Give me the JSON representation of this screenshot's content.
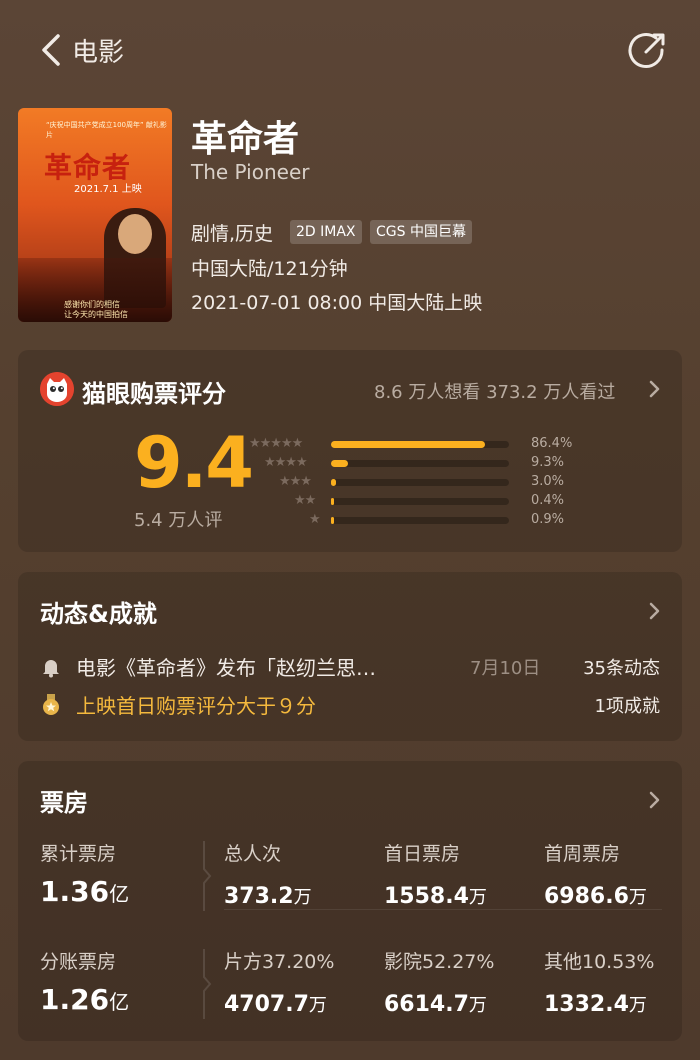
{
  "nav": {
    "title": "电影"
  },
  "movie": {
    "title": "革命者",
    "english_title": "The Pioneer",
    "genre": "剧情,历史",
    "tags": [
      "2D IMAX",
      "CGS 中国巨幕"
    ],
    "region_duration": "中国大陆/121分钟",
    "release": "2021-07-01 08:00 中国大陆上映",
    "poster": {
      "title": "革命者",
      "date": "2021.7.1 上映",
      "top_text": "“庆祝中国共产党成立100周年” 献礼影片",
      "slogan_1": "感谢你们的相信",
      "slogan_2": "让今天的中国拍信"
    }
  },
  "rating": {
    "title": "猫眼购票评分",
    "stats": "8.6 万人想看  373.2 万人看过",
    "score": "9.4",
    "count": "5.4 万人评",
    "distribution": [
      {
        "stars": 5,
        "percent": 86.4,
        "label": "86.4%"
      },
      {
        "stars": 4,
        "percent": 9.3,
        "label": "9.3%"
      },
      {
        "stars": 3,
        "percent": 3.0,
        "label": "3.0%"
      },
      {
        "stars": 2,
        "percent": 0.4,
        "label": "0.4%"
      },
      {
        "stars": 1,
        "percent": 0.9,
        "label": "0.9%"
      }
    ]
  },
  "news": {
    "title": "动态&成就",
    "headline": "电影《革命者》发布「赵纫兰思…",
    "date": "7月10日",
    "count": "35条动态",
    "achievement": "上映首日购票评分大于９分",
    "achievement_count": "1项成就"
  },
  "box_office": {
    "title": "票房",
    "row1": {
      "main_label": "累计票房",
      "main_value": "1.36",
      "main_unit": "亿",
      "cols": [
        {
          "label": "总人次",
          "value": "373.2",
          "unit": "万"
        },
        {
          "label": "首日票房",
          "value": "1558.4",
          "unit": "万"
        },
        {
          "label": "首周票房",
          "value": "6986.6",
          "unit": "万"
        }
      ]
    },
    "row2": {
      "main_label": "分账票房",
      "main_value": "1.26",
      "main_unit": "亿",
      "cols": [
        {
          "label": "片方37.20%",
          "value": "4707.7",
          "unit": "万"
        },
        {
          "label": "影院52.27%",
          "value": "6614.7",
          "unit": "万"
        },
        {
          "label": "其他10.53%",
          "value": "1332.4",
          "unit": "万"
        }
      ]
    }
  },
  "colors": {
    "accent": "#fbb01f",
    "background": "#55402f",
    "achievement": "#f5b93d",
    "maoyan_red": "#e4432e"
  }
}
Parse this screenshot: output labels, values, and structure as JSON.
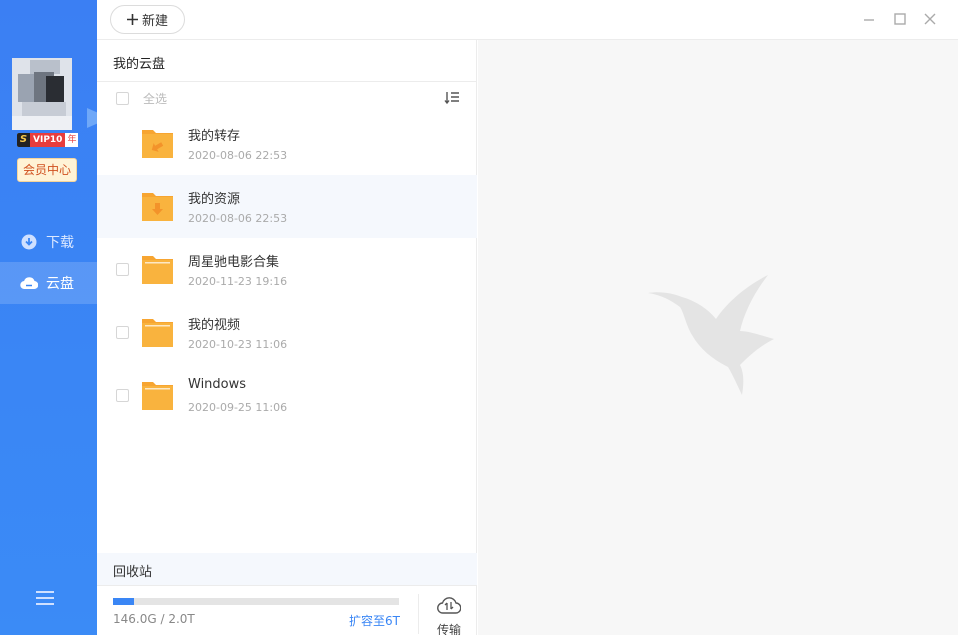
{
  "sidebar": {
    "vip_badge": {
      "s": "S",
      "text": "VIP10",
      "year": "年"
    },
    "member_center": "会员中心",
    "items": [
      {
        "label": "下载",
        "icon": "download-icon",
        "active": false
      },
      {
        "label": "云盘",
        "icon": "cloud-icon",
        "active": true
      }
    ]
  },
  "toolbar": {
    "new_label": "新建"
  },
  "panel": {
    "title": "我的云盘",
    "select_all": "全选",
    "files": [
      {
        "name": "我的转存",
        "date": "2020-08-06 22:53",
        "kind": "transfer-folder"
      },
      {
        "name": "我的资源",
        "date": "2020-08-06 22:53",
        "kind": "resource-folder"
      },
      {
        "name": "周星驰电影合集",
        "date": "2020-11-23 19:16",
        "kind": "folder"
      },
      {
        "name": "我的视频",
        "date": "2020-10-23 11:06",
        "kind": "folder"
      },
      {
        "name": "Windows",
        "date": "2020-09-25 11:06",
        "kind": "folder"
      }
    ],
    "recycle_bin": "回收站",
    "storage": {
      "used_text": "146.0G / 2.0T",
      "expand_text": "扩容至6T",
      "used_fraction": 0.073
    },
    "transfer_label": "传输"
  },
  "colors": {
    "accent": "#3a86f5",
    "folder": "#f9b33e",
    "folder_tab": "#f7a531"
  }
}
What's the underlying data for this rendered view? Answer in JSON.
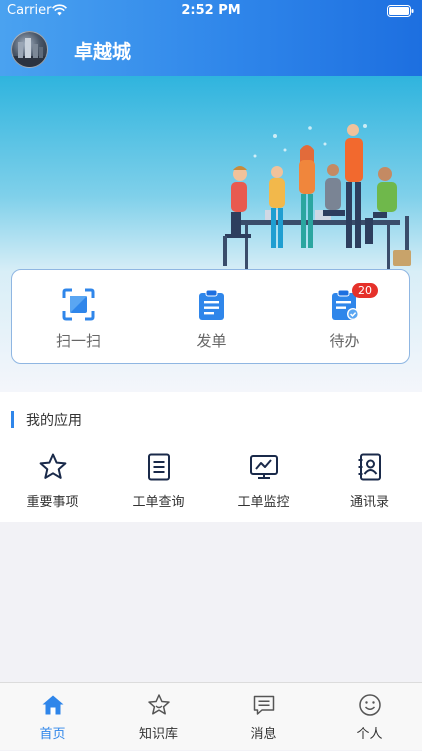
{
  "status_bar": {
    "carrier": "Carrier",
    "time": "2:52 PM"
  },
  "header": {
    "title": "卓越城"
  },
  "quick_actions": [
    {
      "label": "扫一扫",
      "icon": "scan-icon"
    },
    {
      "label": "发单",
      "icon": "clipboard-icon"
    },
    {
      "label": "待办",
      "icon": "todo-icon",
      "badge": "20"
    }
  ],
  "apps": {
    "title": "我的应用",
    "items": [
      {
        "label": "重要事项",
        "icon": "star-icon"
      },
      {
        "label": "工单查询",
        "icon": "document-list-icon"
      },
      {
        "label": "工单监控",
        "icon": "monitor-chart-icon"
      },
      {
        "label": "通讯录",
        "icon": "contacts-icon"
      }
    ]
  },
  "tab_bar": [
    {
      "label": "首页",
      "icon": "home-icon",
      "active": true
    },
    {
      "label": "知识库",
      "icon": "star-outline-icon",
      "active": false
    },
    {
      "label": "消息",
      "icon": "message-icon",
      "active": false
    },
    {
      "label": "个人",
      "icon": "smiley-icon",
      "active": false
    }
  ],
  "colors": {
    "accent": "#2f86ea",
    "badge": "#e5312a",
    "icon_dark": "#1a2a4a"
  }
}
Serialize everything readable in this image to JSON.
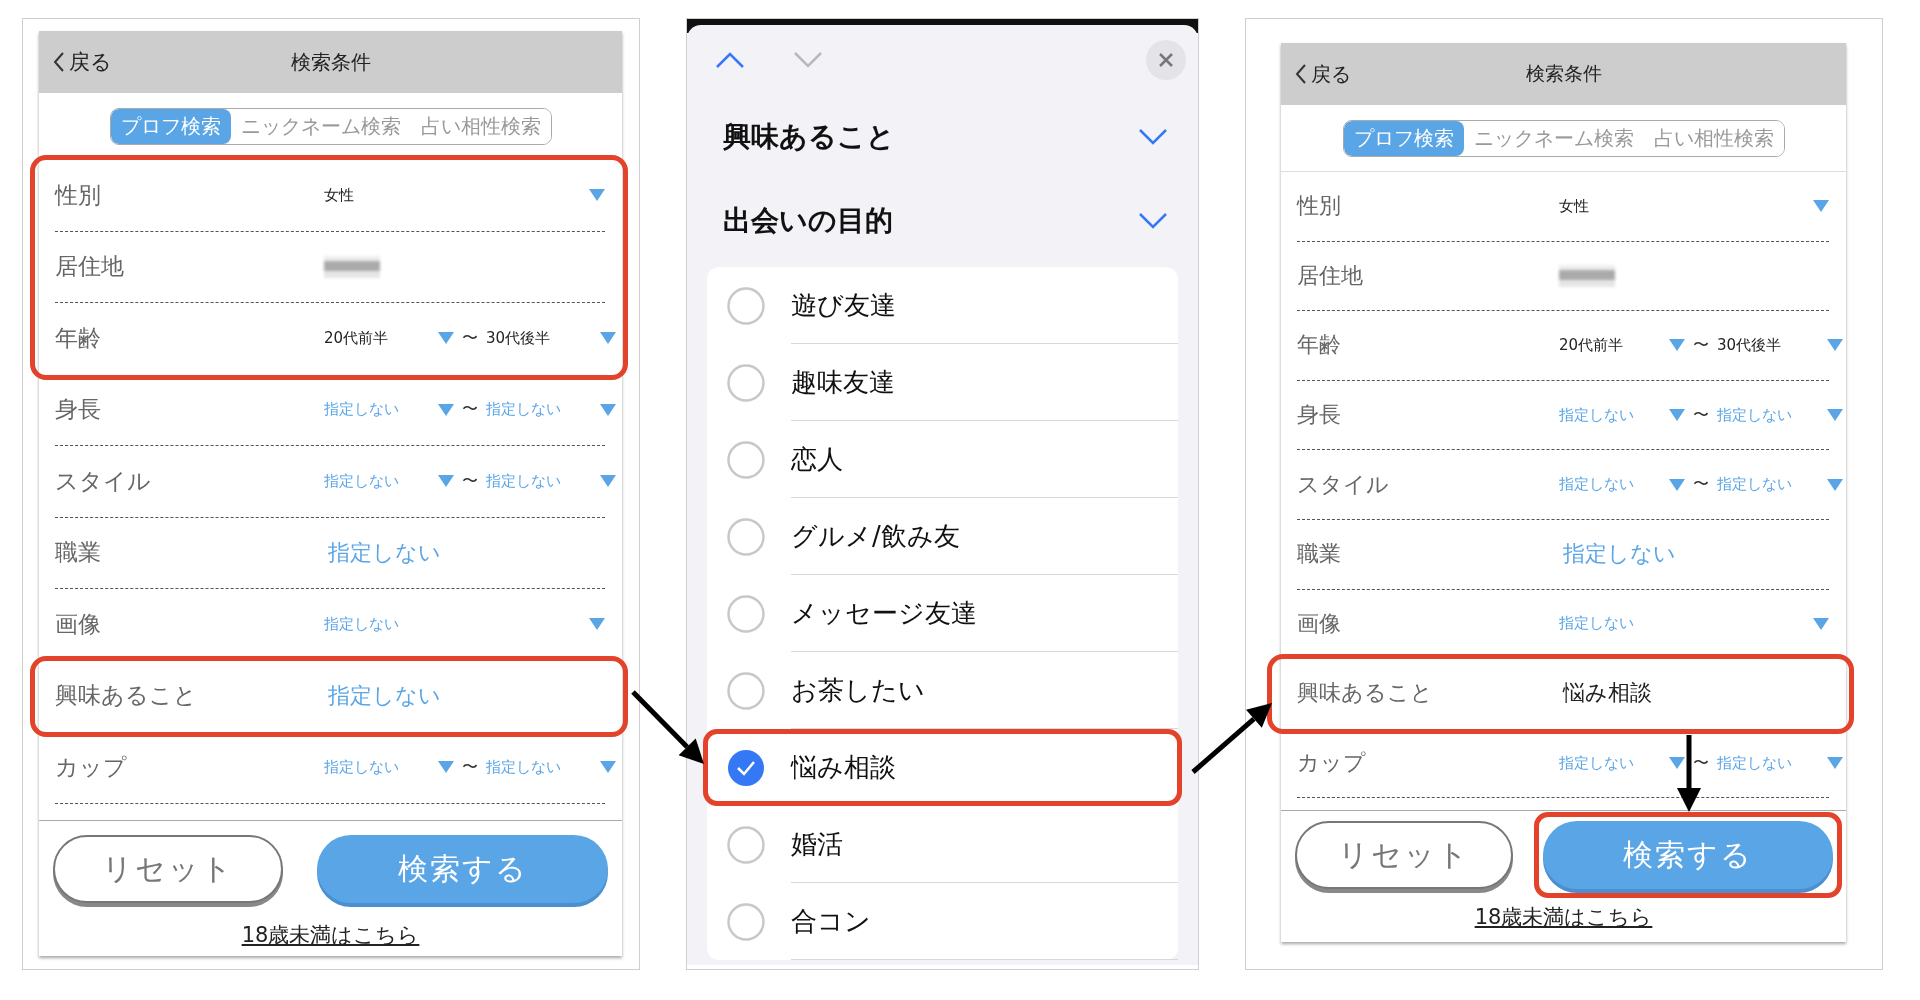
{
  "panels": [
    {
      "kind": "search-form",
      "back": "戻る",
      "title": "検索条件",
      "tabs": [
        {
          "label": "プロフ検索",
          "selected": true
        },
        {
          "label": "ニックネーム検索",
          "selected": false
        },
        {
          "label": "占い相性検索",
          "selected": false
        }
      ],
      "sections": [
        {
          "highlighted": true,
          "rows": [
            {
              "label": "性別",
              "kind": "select",
              "value": {
                "text": "女性",
                "unset": false
              }
            },
            {
              "label": "居住地",
              "kind": "blurred"
            },
            {
              "label": "年齢",
              "kind": "range",
              "from": {
                "text": "20代前半",
                "unset": false
              },
              "separator": "〜",
              "to": {
                "text": "30代後半",
                "unset": false
              }
            }
          ]
        },
        {
          "highlighted": false,
          "rows": [
            {
              "label": "身長",
              "kind": "range",
              "from": {
                "text": "指定しない",
                "unset": true
              },
              "separator": "〜",
              "to": {
                "text": "指定しない",
                "unset": true
              }
            },
            {
              "label": "スタイル",
              "kind": "range",
              "from": {
                "text": "指定しない",
                "unset": true
              },
              "separator": "〜",
              "to": {
                "text": "指定しない",
                "unset": true
              }
            },
            {
              "label": "職業",
              "kind": "plain",
              "value": {
                "text": "指定しない",
                "unset": true
              }
            },
            {
              "label": "画像",
              "kind": "select",
              "value": {
                "text": "指定しない",
                "unset": true
              }
            }
          ]
        },
        {
          "highlighted": true,
          "rows": [
            {
              "label": "興味あること",
              "kind": "plain",
              "value": {
                "text": "指定しない",
                "unset": true
              }
            }
          ]
        },
        {
          "highlighted": false,
          "rows": [
            {
              "label": "カップ",
              "kind": "range",
              "from": {
                "text": "指定しない",
                "unset": true
              },
              "separator": "〜",
              "to": {
                "text": "指定しない",
                "unset": true
              }
            }
          ]
        }
      ],
      "buttons": [
        {
          "kind": "reset",
          "label": "リセット",
          "highlighted": false
        },
        {
          "kind": "search",
          "label": "検索する",
          "highlighted": false
        }
      ],
      "link": "18歳未満はこちら"
    },
    {
      "kind": "picker",
      "up_enabled": true,
      "down_enabled": false,
      "groups": [
        {
          "title": "興味あること"
        },
        {
          "title": "出会いの目的"
        }
      ],
      "options": [
        {
          "label": "遊び友達",
          "selected": false,
          "highlighted": false
        },
        {
          "label": "趣味友達",
          "selected": false,
          "highlighted": false
        },
        {
          "label": "恋人",
          "selected": false,
          "highlighted": false
        },
        {
          "label": "グルメ/飲み友",
          "selected": false,
          "highlighted": false
        },
        {
          "label": "メッセージ友達",
          "selected": false,
          "highlighted": false
        },
        {
          "label": "お茶したい",
          "selected": false,
          "highlighted": false
        },
        {
          "label": "悩み相談",
          "selected": true,
          "highlighted": true
        },
        {
          "label": "婚活",
          "selected": false,
          "highlighted": false
        },
        {
          "label": "合コン",
          "selected": false,
          "highlighted": false
        }
      ]
    },
    {
      "kind": "search-form",
      "back": "戻る",
      "title": "検索条件",
      "tabs": [
        {
          "label": "プロフ検索",
          "selected": true
        },
        {
          "label": "ニックネーム検索",
          "selected": false
        },
        {
          "label": "占い相性検索",
          "selected": false
        }
      ],
      "sections": [
        {
          "highlighted": false,
          "rows": [
            {
              "label": "性別",
              "kind": "select",
              "value": {
                "text": "女性",
                "unset": false
              }
            },
            {
              "label": "居住地",
              "kind": "blurred"
            },
            {
              "label": "年齢",
              "kind": "range",
              "from": {
                "text": "20代前半",
                "unset": false
              },
              "separator": "〜",
              "to": {
                "text": "30代後半",
                "unset": false
              }
            },
            {
              "label": "身長",
              "kind": "range",
              "from": {
                "text": "指定しない",
                "unset": true
              },
              "separator": "〜",
              "to": {
                "text": "指定しない",
                "unset": true
              }
            },
            {
              "label": "スタイル",
              "kind": "range",
              "from": {
                "text": "指定しない",
                "unset": true
              },
              "separator": "〜",
              "to": {
                "text": "指定しない",
                "unset": true
              }
            },
            {
              "label": "職業",
              "kind": "plain",
              "value": {
                "text": "指定しない",
                "unset": true
              }
            },
            {
              "label": "画像",
              "kind": "select",
              "value": {
                "text": "指定しない",
                "unset": true
              }
            }
          ]
        },
        {
          "highlighted": true,
          "rows": [
            {
              "label": "興味あること",
              "kind": "plain",
              "value": {
                "text": "悩み相談",
                "unset": false
              }
            }
          ]
        },
        {
          "highlighted": false,
          "rows": [
            {
              "label": "カップ",
              "kind": "range",
              "from": {
                "text": "指定しない",
                "unset": true
              },
              "separator": "〜",
              "to": {
                "text": "指定しない",
                "unset": true
              }
            }
          ]
        }
      ],
      "buttons": [
        {
          "kind": "reset",
          "label": "リセット",
          "highlighted": false
        },
        {
          "kind": "search",
          "label": "検索する",
          "highlighted": true
        }
      ],
      "link": "18歳未満はこちら"
    }
  ]
}
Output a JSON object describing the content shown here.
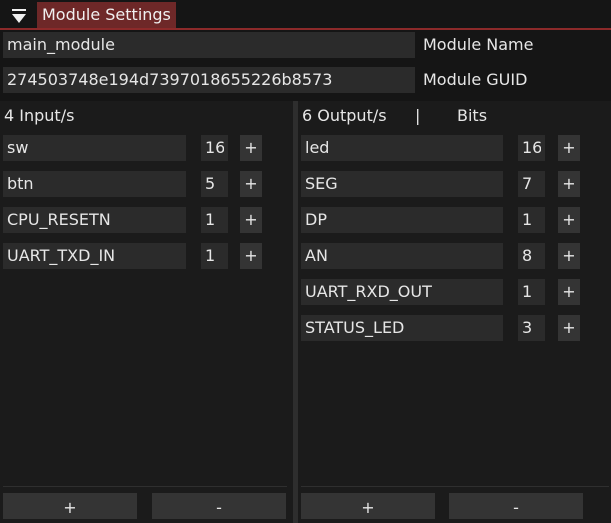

WHAT YOU SHOULD DO: Select, from the listing, all lines that include the word "content".

RESULT OF THE TASK:
Give me the JSON representation of this screenshot's content.
Output a JSON object describing the content shown here.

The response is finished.